*Tasks*
A. In the forum thread about Bavaria yachts, what nationality was the one English-speaking sailor among the listed circumnavigating boats?
B. Carry the forum thread about Bavaria yachts forward by writing the post that follows its final line.

-- start of Selected text --

What is going on in the US with the dealer network?


----------



## PCP (Dec 1, 2004)

Some Bavarias that have circumnavigated, I mean the ones that had an internet blog and that had made it on the last 10 years.

Perithia - The story about a world trip with a sailing ship along the Amundsen-Route (north-west)

Hemingway

zeilboot senang

Sail-World.com : Bavaria yachts' offshore success

s/y Empire

Yagoona.de - Svenja Zielinski und Marc Panzer

Genuíno Madruga em volta ao Mundo

Well, there is something strange here: Not any of those boats was sailed by an English man or an American and only one was sailed by an English speaking guy, an Australian. It seems that Americans and English men don't trust Bavarias


----------



## blt2ski (May 5, 2005)

-- end of Selected text --
-- start of Dataset excerpts --

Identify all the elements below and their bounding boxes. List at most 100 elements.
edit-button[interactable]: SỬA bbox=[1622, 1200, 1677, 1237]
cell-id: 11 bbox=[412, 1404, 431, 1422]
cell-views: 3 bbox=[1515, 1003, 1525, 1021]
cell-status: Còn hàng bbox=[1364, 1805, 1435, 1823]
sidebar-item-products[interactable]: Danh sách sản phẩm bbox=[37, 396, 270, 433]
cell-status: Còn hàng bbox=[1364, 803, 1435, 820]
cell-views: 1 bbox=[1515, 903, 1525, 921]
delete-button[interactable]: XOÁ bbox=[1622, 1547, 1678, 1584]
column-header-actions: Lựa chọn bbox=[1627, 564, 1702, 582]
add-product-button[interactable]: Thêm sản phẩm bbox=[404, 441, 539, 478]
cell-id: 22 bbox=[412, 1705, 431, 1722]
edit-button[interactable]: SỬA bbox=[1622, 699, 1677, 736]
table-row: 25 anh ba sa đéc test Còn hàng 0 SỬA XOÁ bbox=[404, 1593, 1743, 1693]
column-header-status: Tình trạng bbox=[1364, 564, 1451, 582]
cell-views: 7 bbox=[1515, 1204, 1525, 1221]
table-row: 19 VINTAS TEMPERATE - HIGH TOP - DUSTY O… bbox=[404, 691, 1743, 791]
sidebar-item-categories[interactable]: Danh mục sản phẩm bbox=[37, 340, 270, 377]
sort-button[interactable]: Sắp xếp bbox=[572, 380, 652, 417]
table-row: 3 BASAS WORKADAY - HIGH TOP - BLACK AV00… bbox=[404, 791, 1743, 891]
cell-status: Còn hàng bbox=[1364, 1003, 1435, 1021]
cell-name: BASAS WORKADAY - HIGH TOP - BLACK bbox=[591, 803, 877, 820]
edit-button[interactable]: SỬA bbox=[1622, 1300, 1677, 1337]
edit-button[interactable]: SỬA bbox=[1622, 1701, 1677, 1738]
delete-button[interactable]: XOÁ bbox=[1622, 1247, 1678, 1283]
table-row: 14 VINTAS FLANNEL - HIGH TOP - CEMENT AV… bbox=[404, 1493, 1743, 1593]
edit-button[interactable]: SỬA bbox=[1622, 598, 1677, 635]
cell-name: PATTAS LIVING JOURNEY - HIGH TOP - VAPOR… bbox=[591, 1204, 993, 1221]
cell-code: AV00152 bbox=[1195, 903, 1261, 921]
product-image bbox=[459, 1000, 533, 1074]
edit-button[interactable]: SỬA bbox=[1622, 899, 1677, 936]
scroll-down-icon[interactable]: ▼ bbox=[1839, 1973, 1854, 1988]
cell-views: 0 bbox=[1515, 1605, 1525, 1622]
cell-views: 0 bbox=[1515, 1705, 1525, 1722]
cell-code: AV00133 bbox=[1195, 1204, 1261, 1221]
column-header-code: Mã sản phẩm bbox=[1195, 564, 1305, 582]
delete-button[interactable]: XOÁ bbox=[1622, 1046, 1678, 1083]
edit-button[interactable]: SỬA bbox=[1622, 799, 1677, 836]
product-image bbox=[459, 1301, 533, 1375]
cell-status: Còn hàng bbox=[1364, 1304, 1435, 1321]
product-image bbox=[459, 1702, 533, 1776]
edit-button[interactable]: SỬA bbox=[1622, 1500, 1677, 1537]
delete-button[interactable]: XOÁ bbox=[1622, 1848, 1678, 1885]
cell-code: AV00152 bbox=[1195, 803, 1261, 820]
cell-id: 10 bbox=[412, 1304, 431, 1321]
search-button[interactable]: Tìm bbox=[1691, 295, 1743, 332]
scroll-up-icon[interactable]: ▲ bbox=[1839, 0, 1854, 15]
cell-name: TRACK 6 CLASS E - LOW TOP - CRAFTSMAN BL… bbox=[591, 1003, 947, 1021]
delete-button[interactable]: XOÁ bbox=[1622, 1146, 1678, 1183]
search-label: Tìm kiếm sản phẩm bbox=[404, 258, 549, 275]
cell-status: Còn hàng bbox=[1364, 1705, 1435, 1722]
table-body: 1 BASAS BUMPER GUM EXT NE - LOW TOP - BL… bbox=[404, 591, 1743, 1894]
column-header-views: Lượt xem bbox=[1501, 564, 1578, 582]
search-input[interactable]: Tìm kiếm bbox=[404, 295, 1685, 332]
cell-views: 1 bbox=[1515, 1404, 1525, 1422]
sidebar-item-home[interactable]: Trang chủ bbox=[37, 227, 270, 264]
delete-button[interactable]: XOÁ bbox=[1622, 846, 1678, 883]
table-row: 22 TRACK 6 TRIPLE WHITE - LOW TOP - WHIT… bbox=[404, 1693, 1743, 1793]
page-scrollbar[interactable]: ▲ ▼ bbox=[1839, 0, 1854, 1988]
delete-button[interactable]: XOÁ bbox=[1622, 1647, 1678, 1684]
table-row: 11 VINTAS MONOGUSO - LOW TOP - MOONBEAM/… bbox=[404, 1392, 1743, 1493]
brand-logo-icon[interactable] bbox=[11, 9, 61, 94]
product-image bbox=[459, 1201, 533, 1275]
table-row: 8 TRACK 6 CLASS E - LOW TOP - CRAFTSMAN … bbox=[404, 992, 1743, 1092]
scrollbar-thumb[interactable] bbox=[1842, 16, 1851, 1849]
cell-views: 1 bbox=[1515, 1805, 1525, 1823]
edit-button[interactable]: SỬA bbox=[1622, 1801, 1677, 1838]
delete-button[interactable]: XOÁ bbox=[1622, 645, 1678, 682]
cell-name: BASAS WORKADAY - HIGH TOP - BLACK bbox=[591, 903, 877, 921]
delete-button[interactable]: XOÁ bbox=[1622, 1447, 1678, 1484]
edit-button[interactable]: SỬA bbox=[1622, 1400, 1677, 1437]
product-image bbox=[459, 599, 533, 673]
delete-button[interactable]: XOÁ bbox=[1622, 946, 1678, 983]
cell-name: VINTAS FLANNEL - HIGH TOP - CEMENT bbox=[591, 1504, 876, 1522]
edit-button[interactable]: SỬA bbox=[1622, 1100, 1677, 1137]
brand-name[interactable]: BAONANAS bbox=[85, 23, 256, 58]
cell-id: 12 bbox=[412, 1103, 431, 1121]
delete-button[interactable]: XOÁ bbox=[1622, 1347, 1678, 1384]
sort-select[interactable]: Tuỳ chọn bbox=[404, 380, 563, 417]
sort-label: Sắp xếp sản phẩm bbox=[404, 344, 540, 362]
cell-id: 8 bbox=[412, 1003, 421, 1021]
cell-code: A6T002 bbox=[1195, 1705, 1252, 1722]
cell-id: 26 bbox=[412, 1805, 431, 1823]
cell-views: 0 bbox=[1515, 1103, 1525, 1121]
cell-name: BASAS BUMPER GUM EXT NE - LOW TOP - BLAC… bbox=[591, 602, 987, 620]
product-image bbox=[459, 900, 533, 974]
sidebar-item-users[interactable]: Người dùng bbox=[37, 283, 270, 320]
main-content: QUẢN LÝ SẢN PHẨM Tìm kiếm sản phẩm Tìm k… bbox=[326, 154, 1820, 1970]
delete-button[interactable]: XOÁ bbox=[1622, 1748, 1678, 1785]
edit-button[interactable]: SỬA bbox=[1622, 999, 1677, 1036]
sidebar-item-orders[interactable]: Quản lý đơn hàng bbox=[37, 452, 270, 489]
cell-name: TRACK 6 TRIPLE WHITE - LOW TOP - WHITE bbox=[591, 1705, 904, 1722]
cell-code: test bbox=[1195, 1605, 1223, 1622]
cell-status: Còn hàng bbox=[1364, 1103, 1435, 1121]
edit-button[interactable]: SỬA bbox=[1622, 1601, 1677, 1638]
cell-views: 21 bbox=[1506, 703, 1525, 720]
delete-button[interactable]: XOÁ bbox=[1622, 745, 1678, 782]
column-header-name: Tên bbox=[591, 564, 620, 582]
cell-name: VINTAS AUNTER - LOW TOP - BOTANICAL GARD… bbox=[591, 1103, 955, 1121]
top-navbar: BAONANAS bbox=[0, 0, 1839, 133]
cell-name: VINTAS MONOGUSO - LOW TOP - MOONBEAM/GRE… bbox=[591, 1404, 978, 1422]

-- end of Dataset excerpts --

*Outputs*
A. Australian.

B.
PCP said:


> Well, there is something strange here: Not any of those boats was sailed by an English man or an American and only one was sailed by an English speaking guy, an Australian. It seems that Americans and English men don't trust Bavarias


Paulo,

This should be something to the effect "i seems no North americans will accept that a modern day European built boat can sail the oceans" or some such thing, be it a bavaria, Jeanneau, Beneteau, Finngulf, swan, oyster........need I add more names to the list?!?!?!

marty


----------



## blt2ski (May 5, 2005)

The NAmerican style of boat!LOLOL


----------



## smackdaddy (Aug 13, 2008)

blt2ski said:


> The NAmerican style of boat!LOLOL


Aahh yes, Rockter's old shoe drawing. Those were the days!


----------



## JonEisberg (Dec 3, 2010)

Don't intend to single out Bavaria here, but it bugs the hell out of me when a builder can't seem to be bothered to get even the simplest details right...

Here is the deck attachment point on a split backstay of one of the smaller Bavarias shown at Annapolis this year... Forget about the possibility it might be just a tad on the "light" side for a boat of that size. All it would have taken, is just a bit of _thought_ to get that stupid U-bolt properly aligned to the load it would see... Really makes you wonder about their engineering of stuff like keels, rudders, and whatnot...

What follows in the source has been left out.